* begin Stored data *

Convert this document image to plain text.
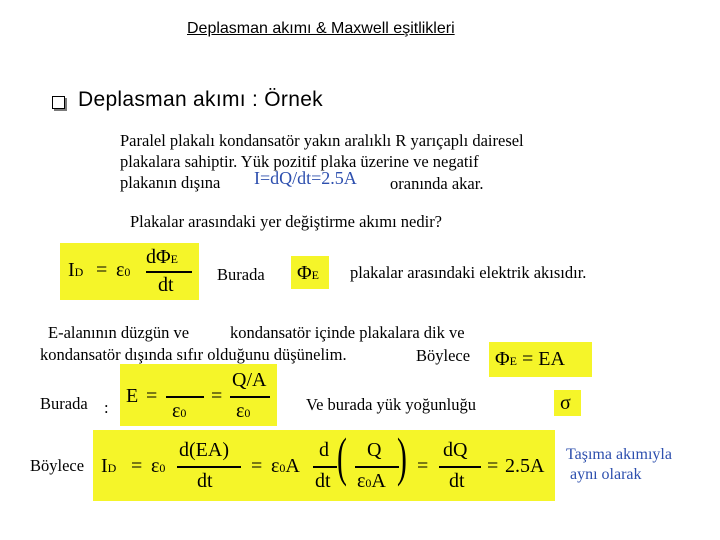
Deplasman akımı & Maxwell eşitlikleri
Deplasman akımı : Örnek
Paralel plakalı kondansatör yakın aralıklı R yarıçaplı dairesel
plakalara sahiptir. Yük pozitif plaka üzerine ve negatif
plakanın dışına I=dQ/dt=2.5A oranında akar.
Plakalar arasındaki yer değiştirme akımı nedir?
ID = ε0
dΦE
dt	Burada ΦE plakalar arasındaki elektrik akısıdır.
E-alanının düzgün ve kondansatör içinde plakalara dik ve
kondansatör dışında sıfır olduğunu düşünelim.	Böylece ΦE = EA
Burada :
E =
ε0
=
Q/A
ε0	Ve burada yük yoğunluğu	σ
Böylece ID = ε0
d(EA)
dt
= ε0A
d
dt ( Q
ε0A ) =
dQ
dt
= 2.5A
Taşıma akımıyla
aynı olarak
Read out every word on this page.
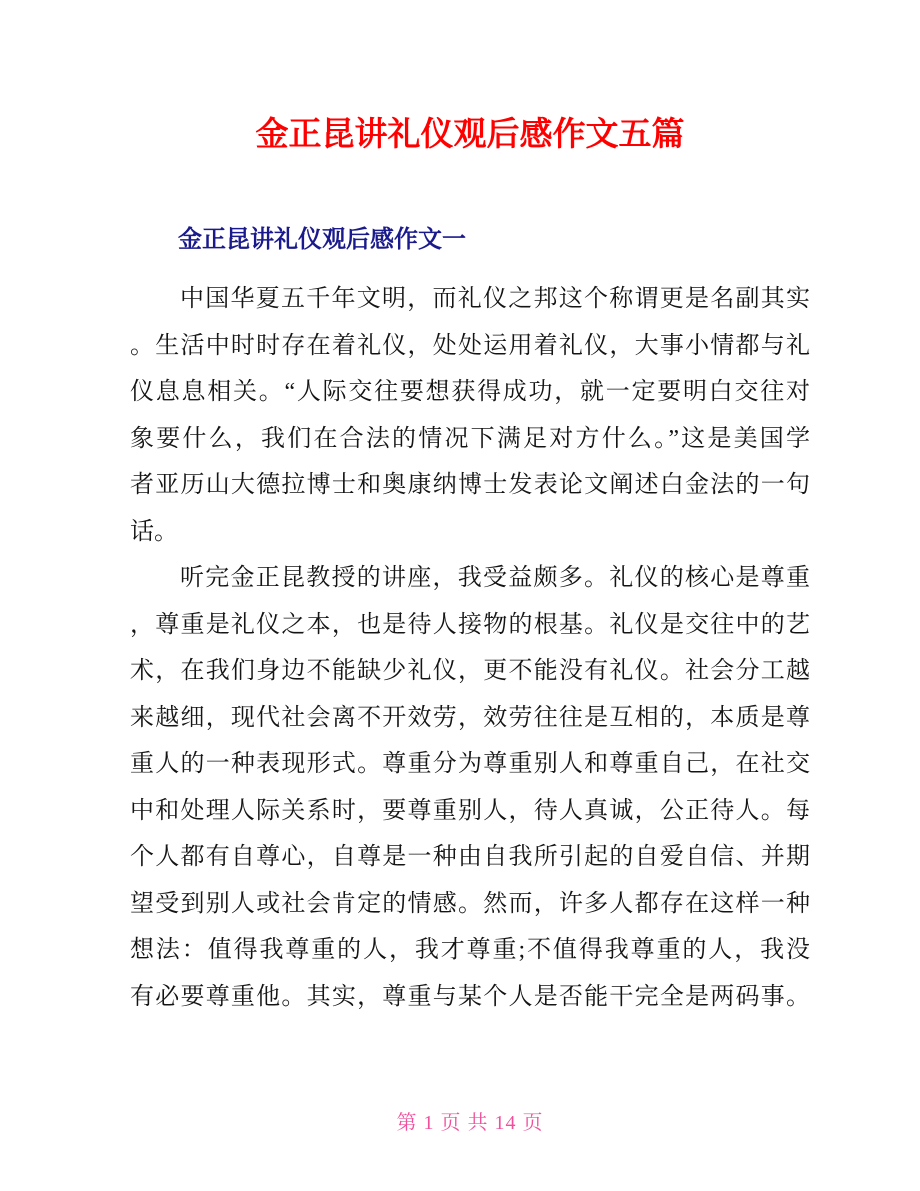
金正昆讲礼仪观后感作文五篇
金正昆讲礼仪观后感作文一
中国华夏五千年文明，而礼仪之邦这个称谓更是名副其实
。生活中时时存在着礼仪，处处运用着礼仪，大事小情都与礼
仪息息相关。“人际交往要想获得成功，就一定要明白交往对
象要什么，我们在合法的情况下满足对方什么。”这是美国学
者亚历山大德拉博士和奥康纳博士发表论文阐述白金法的一句
话。
听完金正昆教授的讲座，我受益颇多。礼仪的核心是尊重
，尊重是礼仪之本，也是待人接物的根基。礼仪是交往中的艺
术，在我们身边不能缺少礼仪，更不能没有礼仪。社会分工越
来越细，现代社会离不开效劳，效劳往往是互相的，本质是尊
重人的一种表现形式。尊重分为尊重别人和尊重自己，在社交
中和处理人际关系时，要尊重别人，待人真诚，公正待人。每
个人都有自尊心，自尊是一种由自我所引起的自爱自信、并期
望受到别人或社会肯定的情感。然而，许多人都存在这样一种
想法：值得我尊重的人，我才尊重;不值得我尊重的人，我没
有必要尊重他。其实，尊重与某个人是否能干完全是两码事。
第 1 页 共 14 页
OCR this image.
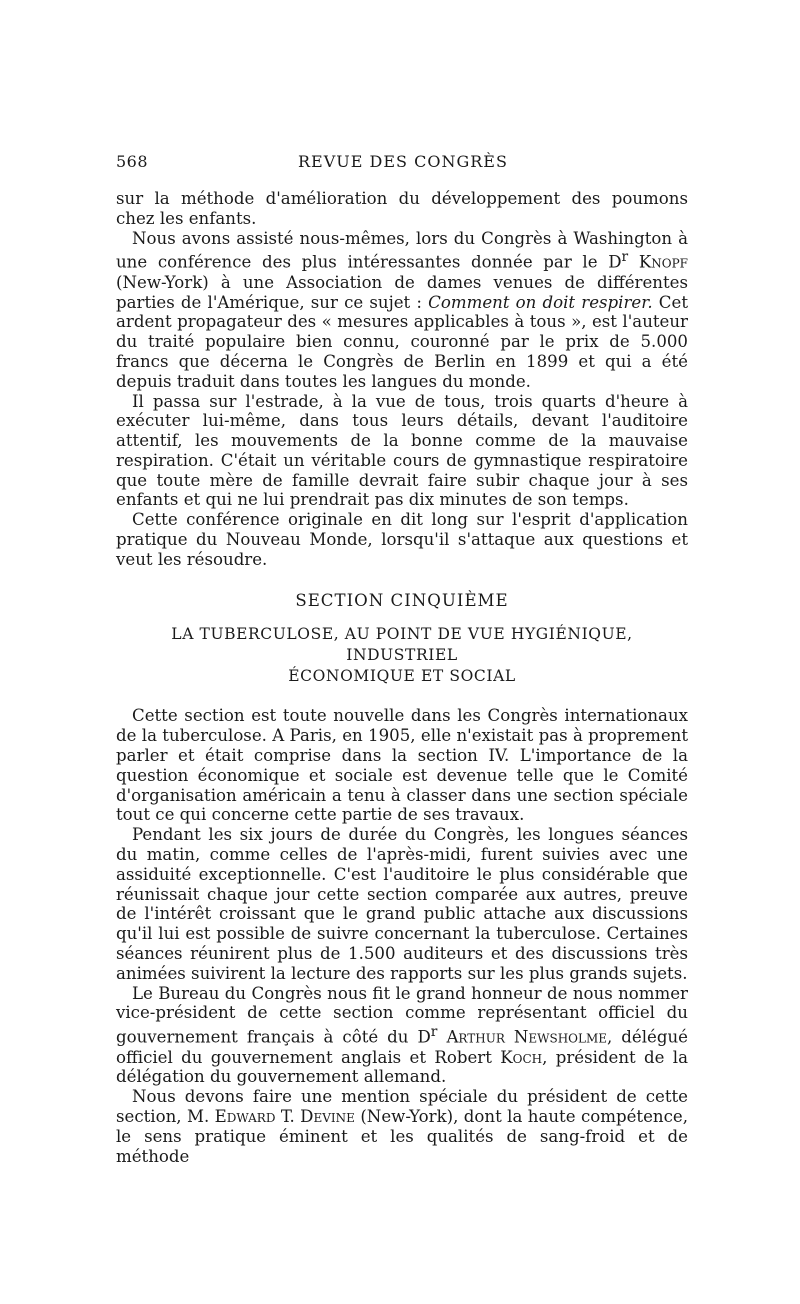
568	REVUE DES CONGRÈS

sur la méthode d'amélioration du développement des poumons chez les enfants.

Nous avons assisté nous-mêmes, lors du Congrès à Washington à une conférence des plus intéressantes donnée par le $D^r$ Knopf (New-York) à une Association de dames venues de différentes parties de l'Amérique, sur ce sujet : Comment on doit respirer. Cet ardent propagateur des « mesures applicables à tous », est l'auteur du traité populaire bien connu, couronné par le prix de 5.000 francs que décerna le Congrès de Berlin en 1899 et qui a été depuis traduit dans toutes les langues du monde.

Il passa sur l'estrade, à la vue de tous, trois quarts d'heure à exécuter lui-même, dans tous leurs détails, devant l'auditoire attentif, les mouvements de la bonne comme de la mauvaise respiration. C'était un véritable cours de gymnastique respiratoire que toute mère de famille devrait faire subir chaque jour à ses enfants et qui ne lui prendrait pas dix minutes de son temps.

Cette conférence originale en dit long sur l'esprit d'application pratique du Nouveau Monde, lorsqu'il s'attaque aux questions et veut les résoudre.

SECTION CINQUIÈME
LA TUBERCULOSE, AU POINT DE VUE HYGIÉNIQUE, INDUSTRIEL
ÉCONOMIQUE ET SOCIAL

Cette section est toute nouvelle dans les Congrès internationaux de la tuberculose. A Paris, en 1905, elle n'existait pas à proprement parler et était comprise dans la section IV. L'importance de la question économique et sociale est devenue telle que le Comité d'organisation américain a tenu à classer dans une section spéciale tout ce qui concerne cette partie de ses travaux.

Pendant les six jours de durée du Congrès, les longues séances du matin, comme celles de l'après-midi, furent suivies avec une assiduité exceptionnelle. C'est l'auditoire le plus considérable que réunissait chaque jour cette section comparée aux autres, preuve de l'intérêt croissant que le grand public attache aux discussions qu'il lui est possible de suivre concernant la tuberculose. Certaines séances réunirent plus de 1.500 auditeurs et des discussions très animées suivirent la lecture des rapports sur les plus grands sujets.

Le Bureau du Congrès nous fit le grand honneur de nous nommer vice-président de cette section comme représentant officiel du gouvernement français à côté du $D^r$ Arthur Newsholme, délégué officiel du gouvernement anglais et Robert Koch, président de la délégation du gouvernement allemand.

Nous devons faire une mention spéciale du président de cette section, M. Edward T. Devine (New-York), dont la haute compétence, le sens pratique éminent et les qualités de sang-froid et de méthode
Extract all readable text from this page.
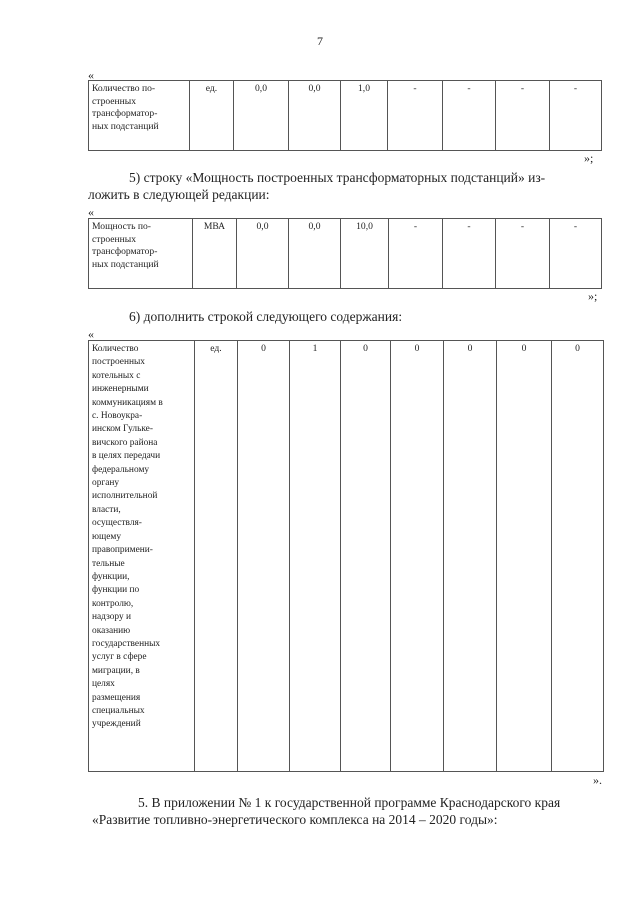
7
«
Количество по-
строенных
трансформатор-
ных подстанций	ед.	0,0	0,0	1,0	-	-	-	-
»;
5) строку «Мощность построенных трансформаторных подстанций» из-
ложить в следующей редакции:
«
Мощность по-
строенных
трансформатор-
ных подстанций	МВА	0,0	0,0	10,0	-	-	-	-
»;
6) дополнить строкой следующего содержания:
«
Количество
построенных
котельных с
инженерными
коммуникациям в
с. Новоукра-
инском Гульке-
вичского района
в целях передачи
федеральному
органу
исполнительной
власти,
осуществля-
ющему
правопримени-
тельные
функции,
функции по
контролю,
надзору и
оказанию
государственных
услуг в сфере
миграции, в
целях
размещения
специальных
учреждений	ед.	0	1	0	0	0	0	0
».
5. В приложении № 1 к государственной программе Краснодарского края
«Развитие топливно-энергетического комплекса на 2014 – 2020 годы»:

* end Stored data *

# Aim
Find each line that has the word "image", then copy it out.

# Final result
Convert this document image to plain text.
OCR this image.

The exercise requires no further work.